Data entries

'''

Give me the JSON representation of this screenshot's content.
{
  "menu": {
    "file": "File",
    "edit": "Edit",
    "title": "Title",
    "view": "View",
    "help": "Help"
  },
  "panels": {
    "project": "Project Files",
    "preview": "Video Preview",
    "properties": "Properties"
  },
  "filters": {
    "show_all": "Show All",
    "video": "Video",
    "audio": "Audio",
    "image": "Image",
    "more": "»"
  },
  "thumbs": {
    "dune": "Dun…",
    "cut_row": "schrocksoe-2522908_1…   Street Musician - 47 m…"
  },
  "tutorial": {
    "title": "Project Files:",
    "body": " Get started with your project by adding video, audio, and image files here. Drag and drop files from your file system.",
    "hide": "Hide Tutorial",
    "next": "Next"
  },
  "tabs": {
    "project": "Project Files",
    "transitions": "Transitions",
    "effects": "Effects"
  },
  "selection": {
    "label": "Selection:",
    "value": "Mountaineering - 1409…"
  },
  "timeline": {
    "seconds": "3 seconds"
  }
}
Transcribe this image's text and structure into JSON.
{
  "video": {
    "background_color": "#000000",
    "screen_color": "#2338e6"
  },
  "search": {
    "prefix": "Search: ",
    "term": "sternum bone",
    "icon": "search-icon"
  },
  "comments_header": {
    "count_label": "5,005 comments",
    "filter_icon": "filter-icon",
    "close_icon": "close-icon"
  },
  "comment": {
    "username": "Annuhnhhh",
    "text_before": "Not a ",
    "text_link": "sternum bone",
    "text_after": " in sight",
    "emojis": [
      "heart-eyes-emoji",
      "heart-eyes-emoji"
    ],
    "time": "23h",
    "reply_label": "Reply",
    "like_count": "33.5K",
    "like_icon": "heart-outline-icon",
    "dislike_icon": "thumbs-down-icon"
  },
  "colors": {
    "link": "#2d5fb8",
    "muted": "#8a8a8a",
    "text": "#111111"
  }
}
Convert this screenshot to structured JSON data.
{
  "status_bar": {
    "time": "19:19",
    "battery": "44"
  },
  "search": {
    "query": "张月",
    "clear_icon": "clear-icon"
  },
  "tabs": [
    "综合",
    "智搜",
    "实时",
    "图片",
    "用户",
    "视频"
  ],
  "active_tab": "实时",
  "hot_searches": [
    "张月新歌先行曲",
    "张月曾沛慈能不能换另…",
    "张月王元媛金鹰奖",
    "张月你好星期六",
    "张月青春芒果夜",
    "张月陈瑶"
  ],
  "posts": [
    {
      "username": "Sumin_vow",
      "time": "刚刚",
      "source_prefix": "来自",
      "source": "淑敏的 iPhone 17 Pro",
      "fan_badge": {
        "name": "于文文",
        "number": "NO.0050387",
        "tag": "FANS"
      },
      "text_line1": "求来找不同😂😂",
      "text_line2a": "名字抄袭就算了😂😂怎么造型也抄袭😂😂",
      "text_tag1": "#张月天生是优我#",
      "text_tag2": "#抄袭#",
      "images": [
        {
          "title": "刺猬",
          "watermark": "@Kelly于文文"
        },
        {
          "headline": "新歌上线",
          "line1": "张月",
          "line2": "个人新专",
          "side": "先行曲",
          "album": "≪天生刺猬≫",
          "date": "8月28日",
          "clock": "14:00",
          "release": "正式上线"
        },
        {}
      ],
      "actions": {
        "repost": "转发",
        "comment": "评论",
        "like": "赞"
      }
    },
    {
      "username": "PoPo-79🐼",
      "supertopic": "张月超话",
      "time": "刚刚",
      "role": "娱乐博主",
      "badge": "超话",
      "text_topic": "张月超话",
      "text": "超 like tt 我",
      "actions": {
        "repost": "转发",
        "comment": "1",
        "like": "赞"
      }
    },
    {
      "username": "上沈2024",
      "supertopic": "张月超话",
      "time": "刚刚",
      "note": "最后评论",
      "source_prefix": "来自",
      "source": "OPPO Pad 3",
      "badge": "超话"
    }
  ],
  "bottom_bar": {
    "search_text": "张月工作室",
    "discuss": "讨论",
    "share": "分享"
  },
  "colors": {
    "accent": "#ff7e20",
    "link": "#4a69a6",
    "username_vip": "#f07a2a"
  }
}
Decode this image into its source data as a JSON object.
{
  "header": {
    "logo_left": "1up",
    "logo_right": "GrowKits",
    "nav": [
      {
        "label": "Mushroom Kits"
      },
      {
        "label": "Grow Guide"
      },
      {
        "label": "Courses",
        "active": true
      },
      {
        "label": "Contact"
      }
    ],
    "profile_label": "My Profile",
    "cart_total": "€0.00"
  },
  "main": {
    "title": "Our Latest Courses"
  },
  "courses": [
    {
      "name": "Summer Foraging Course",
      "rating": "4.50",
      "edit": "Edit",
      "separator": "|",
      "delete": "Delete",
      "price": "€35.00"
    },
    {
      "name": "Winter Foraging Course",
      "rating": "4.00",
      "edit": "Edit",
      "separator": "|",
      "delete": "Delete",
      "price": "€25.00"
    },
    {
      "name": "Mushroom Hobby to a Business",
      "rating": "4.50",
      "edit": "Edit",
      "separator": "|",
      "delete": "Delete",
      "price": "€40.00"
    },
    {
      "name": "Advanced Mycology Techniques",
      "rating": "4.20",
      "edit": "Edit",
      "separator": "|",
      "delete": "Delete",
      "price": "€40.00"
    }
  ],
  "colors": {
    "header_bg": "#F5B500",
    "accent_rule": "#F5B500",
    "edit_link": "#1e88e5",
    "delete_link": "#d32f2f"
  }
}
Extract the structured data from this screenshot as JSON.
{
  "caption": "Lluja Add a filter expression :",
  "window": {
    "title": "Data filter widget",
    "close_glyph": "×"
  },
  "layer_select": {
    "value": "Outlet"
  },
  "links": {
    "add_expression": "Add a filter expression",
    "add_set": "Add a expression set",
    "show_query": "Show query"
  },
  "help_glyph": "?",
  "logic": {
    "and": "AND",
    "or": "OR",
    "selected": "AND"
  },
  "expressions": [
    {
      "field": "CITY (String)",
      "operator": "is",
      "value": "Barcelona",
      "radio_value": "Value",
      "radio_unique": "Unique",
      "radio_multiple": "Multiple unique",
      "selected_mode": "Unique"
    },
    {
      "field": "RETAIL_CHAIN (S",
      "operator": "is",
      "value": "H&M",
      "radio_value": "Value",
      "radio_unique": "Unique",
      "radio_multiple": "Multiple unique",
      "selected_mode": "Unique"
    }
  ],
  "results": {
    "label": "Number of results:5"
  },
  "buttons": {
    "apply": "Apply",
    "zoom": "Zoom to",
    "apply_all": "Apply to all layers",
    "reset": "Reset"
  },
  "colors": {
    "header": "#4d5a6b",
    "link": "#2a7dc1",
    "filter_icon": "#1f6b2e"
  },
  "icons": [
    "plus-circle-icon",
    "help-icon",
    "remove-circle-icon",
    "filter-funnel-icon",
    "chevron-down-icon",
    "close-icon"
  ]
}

'''

Show every line above in which the word "JSON" occurs.

PROBLEM SOLUTION >>
Give me the JSON representation of this screenshot's content.
Transcribe this image's text and structure into JSON.
Convert this screenshot to structured JSON data.
Decode this image into its source data as a JSON object.
Extract the structured data from this screenshot as JSON.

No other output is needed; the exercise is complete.